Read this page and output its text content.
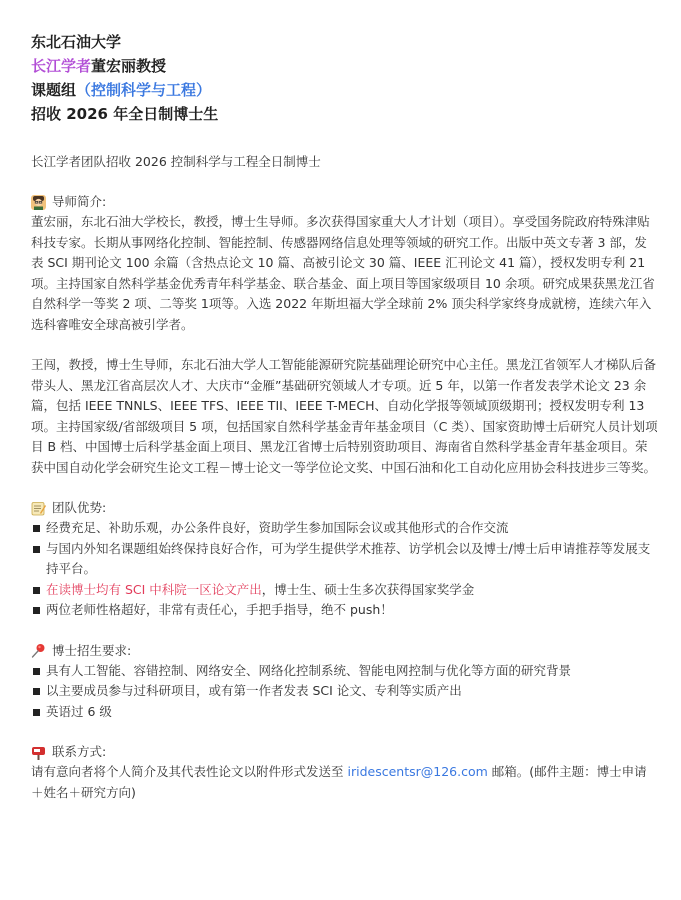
东北石油大学
长江学者董宏丽教授
课题组（控制科学与工程）
招收 2026 年全日制博士生
长江学者团队招收 2026 控制科学与工程全日制博士
导师简介:

董宏丽，东北石油大学校长，教授，博士生导师。多次获得国家重大人才计划（项目）。享受国务院政府特殊津贴科技专家。长期从事网络化控制、智能控制、传感器网络信息处理等领域的研究工作。出版中英文专著 3 部，发表 SCI 期刊论文 100 余篇（含热点论文 10 篇、高被引论文 30 篇、IEEE 汇刊论文 41 篇），授权发明专利 21 项。主持国家自然科学基金优秀青年科学基金、联合基金、面上项目等国家级项目 10 余项。研究成果获黑龙江省自然科学一等奖 2 项、二等奖 1项等。入选 2022 年斯坦福大学全球前 2% 顶尖科学家终身成就榜，连续六年入选科睿唯安全球高被引学者。

王闯，教授，博士生导师，东北石油大学人工智能能源研究院基础理论研究中心主任。黑龙江省领军人才梯队后备带头人、黑龙江省高层次人才、大庆市“金雁”基础研究领域人才专项。近 5 年，以第一作者发表学术论文 23 余篇，包括 IEEE TNNLS、IEEE TFS、IEEE TII、IEEE T-MECH、自动化学报等领域顶级期刊；授权发明专利 13 项。主持国家级/省部级项目 5 项，包括国家自然科学基金青年基金项目（C 类）、国家资助博士后研究人员计划项目 B 档、中国博士后科学基金面上项目、黑龙江省博士后特别资助项目、海南省自然科学基金青年基金项目。荣获中国自动化学会研究生论文工程－博士论文一等学位论文奖、中国石油和化工自动化应用协会科技进步三等奖。

团队优势:
经费充足、补助乐观，办公条件良好，资助学生参加国际会议或其他形式的合作交流
与国内外知名课题组始终保持良好合作，可为学生提供学术推荐、访学机会以及博士/博士后申请推荐等发展支持平台。
在读博士均有 SCI 中科院一区论文产出，博士生、硕士生多次获得国家奖学金
两位老师性格超好，非常有责任心，手把手指导，绝不 push！
博士招生要求:
具有人工智能、容错控制、网络安全、网络化控制系统、智能电网控制与优化等方面的研究背景
以主要成员参与过科研项目，或有第一作者发表 SCI 论文、专利等实质产出
英语过 6 级
联系方式:

请有意向者将个人简介及其代表性论文以附件形式发送至 iridescentsr@126.com 邮箱。(邮件主题：博士申请＋姓名＋研究方向)
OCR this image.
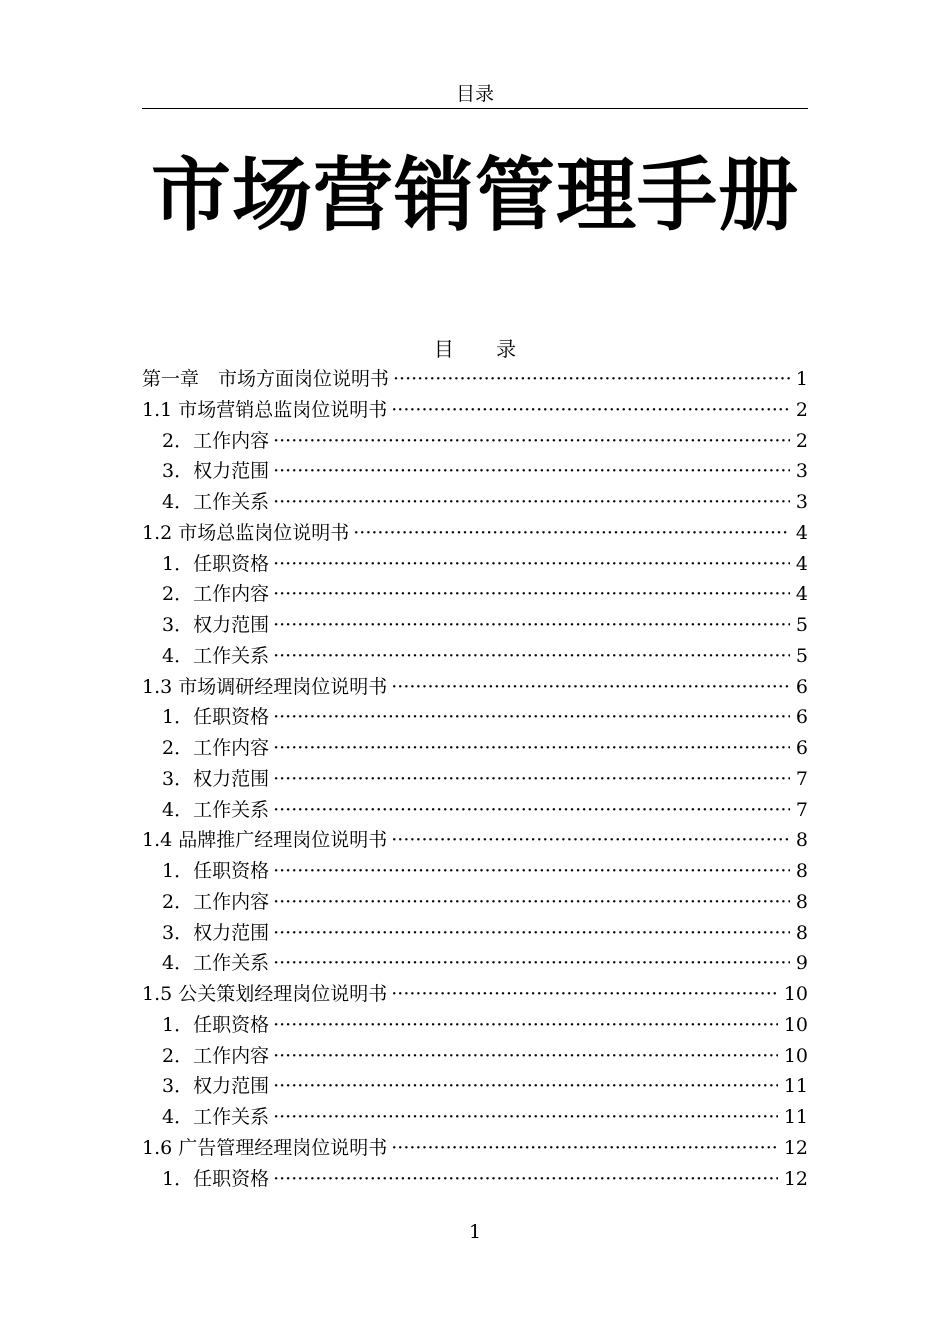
目录
市场营销管理手册
目 录
第一章　市场方面岗位说明书 ·····	1
1.1 市场营销总监岗位说明书 ·····	2
2．工作内容 ·····	2
3．权力范围 ·····	3
4．工作关系 ·····	3
1.2 市场总监岗位说明书 ·····	4
1．任职资格 ·····	4
2．工作内容 ·····	4
3．权力范围 ·····	5
4．工作关系 ·····	5
1.3 市场调研经理岗位说明书 ·····	6
1．任职资格 ·····	6
2．工作内容 ·····	6
3．权力范围 ·····	7
4．工作关系 ·····	7
1.4 品牌推广经理岗位说明书 ·····	8
1．任职资格 ·····	8
2．工作内容 ·····	8
3．权力范围 ·····	8
4．工作关系 ·····	9
1.5 公关策划经理岗位说明书 ·····	10
1．任职资格 ·····	10
2．工作内容 ·····	10
3．权力范围 ·····	11
4．工作关系 ·····	11
1.6 广告管理经理岗位说明书 ·····	12
1．任职资格 ·····	12
1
• • • •
■ **Problem requirements**:
Leave out the pictures, and give all the records again exactly.

■ **Answer below**:
Read this page and output its text content.
东北石油大学
长江学者董宏丽教授
课题组（控制科学与工程）
招收 2026 年全日制博士生
长江学者团队招收 2026 控制科学与工程全日制博士
导师简介:

董宏丽，东北石油大学校长，教授，博士生导师。多次获得国家重大人才计划（项目）。享受国务院政府特殊津贴科技专家。长期从事网络化控制、智能控制、传感器网络信息处理等领域的研究工作。出版中英文专著 3 部，发表 SCI 期刊论文 100 余篇（含热点论文 10 篇、高被引论文 30 篇、IEEE 汇刊论文 41 篇），授权发明专利 21 项。主持国家自然科学基金优秀青年科学基金、联合基金、面上项目等国家级项目 10 余项。研究成果获黑龙江省自然科学一等奖 2 项、二等奖 1项等。入选 2022 年斯坦福大学全球前 2% 顶尖科学家终身成就榜，连续六年入选科睿唯安全球高被引学者。

王闯，教授，博士生导师，东北石油大学人工智能能源研究院基础理论研究中心主任。黑龙江省领军人才梯队后备带头人、黑龙江省高层次人才、大庆市“金雁”基础研究领域人才专项。近 5 年，以第一作者发表学术论文 23 余篇，包括 IEEE TNNLS、IEEE TFS、IEEE TII、IEEE T-MECH、自动化学报等领域顶级期刊；授权发明专利 13 项。主持国家级/省部级项目 5 项，包括国家自然科学基金青年基金项目（C 类）、国家资助博士后研究人员计划项目 B 档、中国博士后科学基金面上项目、黑龙江省博士后特别资助项目、海南省自然科学基金青年基金项目。荣获中国自动化学会研究生论文工程－博士论文一等学位论文奖、中国石油和化工自动化应用协会科技进步三等奖。

团队优势:
经费充足、补助乐观，办公条件良好，资助学生参加国际会议或其他形式的合作交流
与国内外知名课题组始终保持良好合作，可为学生提供学术推荐、访学机会以及博士/博士后申请推荐等发展支持平台。
在读博士均有 SCI 中科院一区论文产出，博士生、硕士生多次获得国家奖学金
两位老师性格超好，非常有责任心，手把手指导，绝不 push！
博士招生要求:
具有人工智能、容错控制、网络安全、网络化控制系统、智能电网控制与优化等方面的研究背景
以主要成员参与过科研项目，或有第一作者发表 SCI 论文、专利等实质产出
英语过 6 级
联系方式:

请有意向者将个人简介及其代表性论文以附件形式发送至 iridescentsr@126.com 邮箱。(邮件主题：博士申请＋姓名＋研究方向)
OCR this image.
目录
市场营销管理手册
目 录
第一章　市场方面岗位说明书 ·····	1
1.1 市场营销总监岗位说明书 ·····	2
2．工作内容 ·····	2
3．权力范围 ·····	3
4．工作关系 ·····	3
1.2 市场总监岗位说明书 ·····	4
1．任职资格 ·····	4
2．工作内容 ·····	4
3．权力范围 ·····	5
4．工作关系 ·····	5
1.3 市场调研经理岗位说明书 ·····	6
1．任职资格 ·····	6
2．工作内容 ·····	6
3．权力范围 ·····	7
4．工作关系 ·····	7
1.4 品牌推广经理岗位说明书 ·····	8
1．任职资格 ·····	8
2．工作内容 ·····	8
3．权力范围 ·····	8
4．工作关系 ·····	9
1.5 公关策划经理岗位说明书 ·····	10
1．任职资格 ·····	10
2．工作内容 ·····	10
3．权力范围 ·····	11
4．工作关系 ·····	11
1.6 广告管理经理岗位说明书 ·····	12
1．任职资格 ·····	12
1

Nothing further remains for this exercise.